SHORT PROBLEM -> Extract all of the entries and give them again, word for word.
[begin TASK INPUTS]
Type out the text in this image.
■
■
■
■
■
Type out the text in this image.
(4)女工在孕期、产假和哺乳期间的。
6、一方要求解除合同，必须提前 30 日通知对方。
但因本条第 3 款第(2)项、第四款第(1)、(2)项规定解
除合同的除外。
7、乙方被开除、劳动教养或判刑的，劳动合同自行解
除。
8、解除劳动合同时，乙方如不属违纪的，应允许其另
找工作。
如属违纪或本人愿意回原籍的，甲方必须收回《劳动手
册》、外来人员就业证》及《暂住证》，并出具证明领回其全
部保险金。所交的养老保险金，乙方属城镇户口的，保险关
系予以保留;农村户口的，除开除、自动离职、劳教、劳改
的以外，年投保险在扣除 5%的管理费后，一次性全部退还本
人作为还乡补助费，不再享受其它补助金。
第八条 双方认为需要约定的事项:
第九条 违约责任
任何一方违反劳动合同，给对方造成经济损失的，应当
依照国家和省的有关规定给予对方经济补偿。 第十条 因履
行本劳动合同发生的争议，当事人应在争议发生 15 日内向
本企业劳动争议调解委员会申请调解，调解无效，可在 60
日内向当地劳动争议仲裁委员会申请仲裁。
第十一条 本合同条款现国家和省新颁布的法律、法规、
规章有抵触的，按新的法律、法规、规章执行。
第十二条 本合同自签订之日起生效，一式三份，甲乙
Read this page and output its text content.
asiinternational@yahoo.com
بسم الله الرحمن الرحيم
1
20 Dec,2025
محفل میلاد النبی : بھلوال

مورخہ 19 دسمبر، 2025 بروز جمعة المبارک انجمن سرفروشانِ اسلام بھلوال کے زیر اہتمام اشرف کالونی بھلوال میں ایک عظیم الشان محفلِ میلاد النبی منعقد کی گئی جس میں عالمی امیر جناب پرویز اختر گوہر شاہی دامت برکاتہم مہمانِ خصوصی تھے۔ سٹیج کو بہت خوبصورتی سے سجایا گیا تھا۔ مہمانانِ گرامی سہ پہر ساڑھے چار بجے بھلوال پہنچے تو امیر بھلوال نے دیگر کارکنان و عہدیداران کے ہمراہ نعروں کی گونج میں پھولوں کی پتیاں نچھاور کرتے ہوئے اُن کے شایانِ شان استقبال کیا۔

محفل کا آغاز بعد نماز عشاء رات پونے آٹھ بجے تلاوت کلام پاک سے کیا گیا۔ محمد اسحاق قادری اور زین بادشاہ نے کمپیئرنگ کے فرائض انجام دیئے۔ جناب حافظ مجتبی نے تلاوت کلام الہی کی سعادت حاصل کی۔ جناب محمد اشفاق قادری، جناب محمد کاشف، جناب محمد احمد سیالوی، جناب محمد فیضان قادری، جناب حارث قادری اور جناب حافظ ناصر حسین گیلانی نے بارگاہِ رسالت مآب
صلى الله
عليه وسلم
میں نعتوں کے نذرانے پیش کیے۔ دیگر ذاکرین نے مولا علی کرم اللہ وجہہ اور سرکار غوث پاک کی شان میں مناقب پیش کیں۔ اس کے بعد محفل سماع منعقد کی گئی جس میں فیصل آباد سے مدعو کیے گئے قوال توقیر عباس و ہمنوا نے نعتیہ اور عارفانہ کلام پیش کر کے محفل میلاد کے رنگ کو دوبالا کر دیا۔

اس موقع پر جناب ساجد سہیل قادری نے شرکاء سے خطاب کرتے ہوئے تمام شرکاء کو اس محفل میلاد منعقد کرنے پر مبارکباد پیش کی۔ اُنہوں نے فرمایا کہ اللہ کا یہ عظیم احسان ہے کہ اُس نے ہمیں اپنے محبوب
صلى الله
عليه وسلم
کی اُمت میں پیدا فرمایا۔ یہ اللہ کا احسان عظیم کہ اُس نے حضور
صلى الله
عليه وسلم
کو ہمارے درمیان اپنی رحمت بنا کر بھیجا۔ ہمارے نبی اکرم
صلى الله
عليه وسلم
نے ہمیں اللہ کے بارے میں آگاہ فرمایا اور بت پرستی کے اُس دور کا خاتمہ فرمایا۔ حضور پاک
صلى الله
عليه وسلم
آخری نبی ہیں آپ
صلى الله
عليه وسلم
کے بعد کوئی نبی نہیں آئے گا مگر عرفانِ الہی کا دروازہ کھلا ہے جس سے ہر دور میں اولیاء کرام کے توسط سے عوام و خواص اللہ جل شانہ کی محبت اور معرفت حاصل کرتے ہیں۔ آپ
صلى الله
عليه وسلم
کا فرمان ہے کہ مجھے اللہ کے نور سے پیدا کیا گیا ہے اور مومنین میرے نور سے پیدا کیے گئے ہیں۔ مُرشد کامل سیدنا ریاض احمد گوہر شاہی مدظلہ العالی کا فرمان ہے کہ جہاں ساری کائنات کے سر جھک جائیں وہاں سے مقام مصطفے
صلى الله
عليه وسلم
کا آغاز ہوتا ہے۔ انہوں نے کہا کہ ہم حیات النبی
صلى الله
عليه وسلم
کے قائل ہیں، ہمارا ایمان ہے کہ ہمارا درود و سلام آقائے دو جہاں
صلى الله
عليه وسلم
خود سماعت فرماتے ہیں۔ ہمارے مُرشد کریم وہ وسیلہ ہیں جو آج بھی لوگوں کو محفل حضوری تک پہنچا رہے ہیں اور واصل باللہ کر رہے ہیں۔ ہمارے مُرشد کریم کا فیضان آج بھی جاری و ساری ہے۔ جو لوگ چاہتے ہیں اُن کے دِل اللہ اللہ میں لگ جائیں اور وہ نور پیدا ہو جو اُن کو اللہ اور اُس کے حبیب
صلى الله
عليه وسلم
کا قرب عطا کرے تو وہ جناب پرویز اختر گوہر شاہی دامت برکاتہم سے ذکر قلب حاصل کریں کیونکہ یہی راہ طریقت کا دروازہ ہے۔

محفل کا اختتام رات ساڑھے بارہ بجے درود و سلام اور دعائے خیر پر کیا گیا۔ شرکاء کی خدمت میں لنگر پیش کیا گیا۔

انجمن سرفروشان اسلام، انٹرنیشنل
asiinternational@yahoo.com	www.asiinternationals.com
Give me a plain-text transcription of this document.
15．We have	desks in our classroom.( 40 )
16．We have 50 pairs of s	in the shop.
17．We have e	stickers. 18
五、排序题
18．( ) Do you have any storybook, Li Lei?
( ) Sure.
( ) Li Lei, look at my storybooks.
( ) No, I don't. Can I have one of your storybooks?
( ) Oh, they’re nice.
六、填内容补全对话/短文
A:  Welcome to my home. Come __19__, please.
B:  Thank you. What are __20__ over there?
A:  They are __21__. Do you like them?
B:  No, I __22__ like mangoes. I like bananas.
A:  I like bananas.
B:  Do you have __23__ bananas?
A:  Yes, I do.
[end TASK INPUTS]
RESPONSE TO THIS EXERCISE ->
Type out the text in this image.
■
■
■
■
■
Type out the text in this image.
(4)女工在孕期、产假和哺乳期间的。
6、一方要求解除合同，必须提前 30 日通知对方。
但因本条第 3 款第(2)项、第四款第(1)、(2)项规定解
除合同的除外。
7、乙方被开除、劳动教养或判刑的，劳动合同自行解
除。
8、解除劳动合同时，乙方如不属违纪的，应允许其另
找工作。
如属违纪或本人愿意回原籍的，甲方必须收回《劳动手
册》、外来人员就业证》及《暂住证》，并出具证明领回其全
部保险金。所交的养老保险金，乙方属城镇户口的，保险关
系予以保留;农村户口的，除开除、自动离职、劳教、劳改
的以外，年投保险在扣除 5%的管理费后，一次性全部退还本
人作为还乡补助费，不再享受其它补助金。
第八条 双方认为需要约定的事项:
第九条 违约责任
任何一方违反劳动合同，给对方造成经济损失的，应当
依照国家和省的有关规定给予对方经济补偿。 第十条 因履
行本劳动合同发生的争议，当事人应在争议发生 15 日内向
本企业劳动争议调解委员会申请调解，调解无效，可在 60
日内向当地劳动争议仲裁委员会申请仲裁。
第十一条 本合同条款现国家和省新颁布的法律、法规、
规章有抵触的，按新的法律、法规、规章执行。
第十二条 本合同自签订之日起生效，一式三份，甲乙
Read this page and output its text content.
asiinternational@yahoo.com
بسم الله الرحمن الرحيم
1
20 Dec,2025
محفل میلاد النبی : بھلوال

مورخہ 19 دسمبر، 2025 بروز جمعة المبارک انجمن سرفروشانِ اسلام بھلوال کے زیر اہتمام اشرف کالونی بھلوال میں ایک عظیم الشان محفلِ میلاد النبی منعقد کی گئی جس میں عالمی امیر جناب پرویز اختر گوہر شاہی دامت برکاتہم مہمانِ خصوصی تھے۔ سٹیج کو بہت خوبصورتی سے سجایا گیا تھا۔ مہمانانِ گرامی سہ پہر ساڑھے چار بجے بھلوال پہنچے تو امیر بھلوال نے دیگر کارکنان و عہدیداران کے ہمراہ نعروں کی گونج میں پھولوں کی پتیاں نچھاور کرتے ہوئے اُن کے شایانِ شان استقبال کیا۔

محفل کا آغاز بعد نماز عشاء رات پونے آٹھ بجے تلاوت کلام پاک سے کیا گیا۔ محمد اسحاق قادری اور زین بادشاہ نے کمپیئرنگ کے فرائض انجام دیئے۔ جناب حافظ مجتبی نے تلاوت کلام الہی کی سعادت حاصل کی۔ جناب محمد اشفاق قادری، جناب محمد کاشف، جناب محمد احمد سیالوی، جناب محمد فیضان قادری، جناب حارث قادری اور جناب حافظ ناصر حسین گیلانی نے بارگاہِ رسالت مآب
صلى الله
عليه وسلم
میں نعتوں کے نذرانے پیش کیے۔ دیگر ذاکرین نے مولا علی کرم اللہ وجہہ اور سرکار غوث پاک کی شان میں مناقب پیش کیں۔ اس کے بعد محفل سماع منعقد کی گئی جس میں فیصل آباد سے مدعو کیے گئے قوال توقیر عباس و ہمنوا نے نعتیہ اور عارفانہ کلام پیش کر کے محفل میلاد کے رنگ کو دوبالا کر دیا۔

اس موقع پر جناب ساجد سہیل قادری نے شرکاء سے خطاب کرتے ہوئے تمام شرکاء کو اس محفل میلاد منعقد کرنے پر مبارکباد پیش کی۔ اُنہوں نے فرمایا کہ اللہ کا یہ عظیم احسان ہے کہ اُس نے ہمیں اپنے محبوب
صلى الله
عليه وسلم
کی اُمت میں پیدا فرمایا۔ یہ اللہ کا احسان عظیم کہ اُس نے حضور
صلى الله
عليه وسلم
کو ہمارے درمیان اپنی رحمت بنا کر بھیجا۔ ہمارے نبی اکرم
صلى الله
عليه وسلم
نے ہمیں اللہ کے بارے میں آگاہ فرمایا اور بت پرستی کے اُس دور کا خاتمہ فرمایا۔ حضور پاک
صلى الله
عليه وسلم
آخری نبی ہیں آپ
صلى الله
عليه وسلم
کے بعد کوئی نبی نہیں آئے گا مگر عرفانِ الہی کا دروازہ کھلا ہے جس سے ہر دور میں اولیاء کرام کے توسط سے عوام و خواص اللہ جل شانہ کی محبت اور معرفت حاصل کرتے ہیں۔ آپ
صلى الله
عليه وسلم
کا فرمان ہے کہ مجھے اللہ کے نور سے پیدا کیا گیا ہے اور مومنین میرے نور سے پیدا کیے گئے ہیں۔ مُرشد کامل سیدنا ریاض احمد گوہر شاہی مدظلہ العالی کا فرمان ہے کہ جہاں ساری کائنات کے سر جھک جائیں وہاں سے مقام مصطفے
صلى الله
عليه وسلم
کا آغاز ہوتا ہے۔ انہوں نے کہا کہ ہم حیات النبی
صلى الله
عليه وسلم
کے قائل ہیں، ہمارا ایمان ہے کہ ہمارا درود و سلام آقائے دو جہاں
صلى الله
عليه وسلم
خود سماعت فرماتے ہیں۔ ہمارے مُرشد کریم وہ وسیلہ ہیں جو آج بھی لوگوں کو محفل حضوری تک پہنچا رہے ہیں اور واصل باللہ کر رہے ہیں۔ ہمارے مُرشد کریم کا فیضان آج بھی جاری و ساری ہے۔ جو لوگ چاہتے ہیں اُن کے دِل اللہ اللہ میں لگ جائیں اور وہ نور پیدا ہو جو اُن کو اللہ اور اُس کے حبیب
صلى الله
عليه وسلم
کا قرب عطا کرے تو وہ جناب پرویز اختر گوہر شاہی دامت برکاتہم سے ذکر قلب حاصل کریں کیونکہ یہی راہ طریقت کا دروازہ ہے۔

محفل کا اختتام رات ساڑھے بارہ بجے درود و سلام اور دعائے خیر پر کیا گیا۔ شرکاء کی خدمت میں لنگر پیش کیا گیا۔

انجمن سرفروشان اسلام، انٹرنیشنل
asiinternational@yahoo.com	www.asiinternationals.com
Give me a plain-text transcription of this document.
15．We have	desks in our classroom.( 40 )
16．We have 50 pairs of s	in the shop.
17．We have e	stickers. 18
五、排序题
18．( ) Do you have any storybook, Li Lei?
( ) Sure.
( ) Li Lei, look at my storybooks.
( ) No, I don't. Can I have one of your storybooks?
( ) Oh, they’re nice.
六、填内容补全对话/短文
A:  Welcome to my home. Come __19__, please.
B:  Thank you. What are __20__ over there?
A:  They are __21__. Do you like them?
B:  No, I __22__ like mangoes. I like bananas.
A:  I like bananas.
B:  Do you have __23__ bananas?
A:  Yes, I do.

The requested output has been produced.